• Dataset rows:

* * * * * * * * *

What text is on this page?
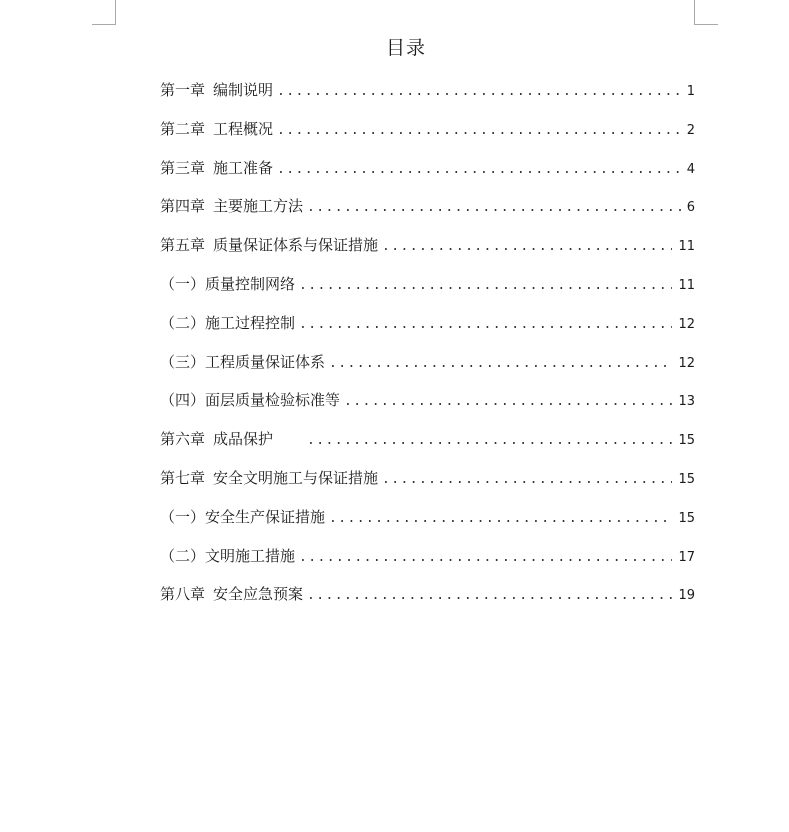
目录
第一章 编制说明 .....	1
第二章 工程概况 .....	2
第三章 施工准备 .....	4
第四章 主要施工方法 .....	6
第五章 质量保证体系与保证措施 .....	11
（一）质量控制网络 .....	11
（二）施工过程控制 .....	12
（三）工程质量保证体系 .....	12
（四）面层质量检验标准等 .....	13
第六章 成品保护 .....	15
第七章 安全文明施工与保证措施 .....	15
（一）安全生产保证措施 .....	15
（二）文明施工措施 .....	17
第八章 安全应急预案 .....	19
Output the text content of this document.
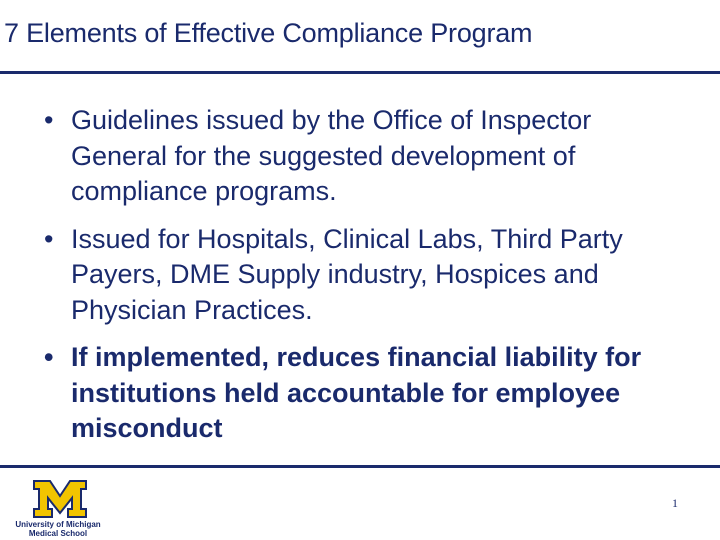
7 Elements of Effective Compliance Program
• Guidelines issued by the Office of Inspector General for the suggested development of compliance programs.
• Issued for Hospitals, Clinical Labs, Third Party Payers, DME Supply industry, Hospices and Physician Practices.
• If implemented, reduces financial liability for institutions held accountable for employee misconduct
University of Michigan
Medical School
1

* * * * * * * * *

• Task statement: Repeat the data exactly in full, omitting its pictures.

• Output of the task:
What text is on this page?
目录
第一章 编制说明 .....	1
第二章 工程概况 .....	2
第三章 施工准备 .....	4
第四章 主要施工方法 .....	6
第五章 质量保证体系与保证措施 .....	11
（一）质量控制网络 .....	11
（二）施工过程控制 .....	12
（三）工程质量保证体系 .....	12
（四）面层质量检验标准等 .....	13
第六章 成品保护 .....	15
第七章 安全文明施工与保证措施 .....	15
（一）安全生产保证措施 .....	15
（二）文明施工措施 .....	17
第八章 安全应急预案 .....	19
Output the text content of this document.
7 Elements of Effective Compliance Program
• Guidelines issued by the Office of Inspector General for the suggested development of compliance programs.
• Issued for Hospitals, Clinical Labs, Third Party Payers, DME Supply industry, Hospices and Physician Practices.
• If implemented, reduces financial liability for institutions held accountable for employee misconduct
University of Michigan
Medical School
1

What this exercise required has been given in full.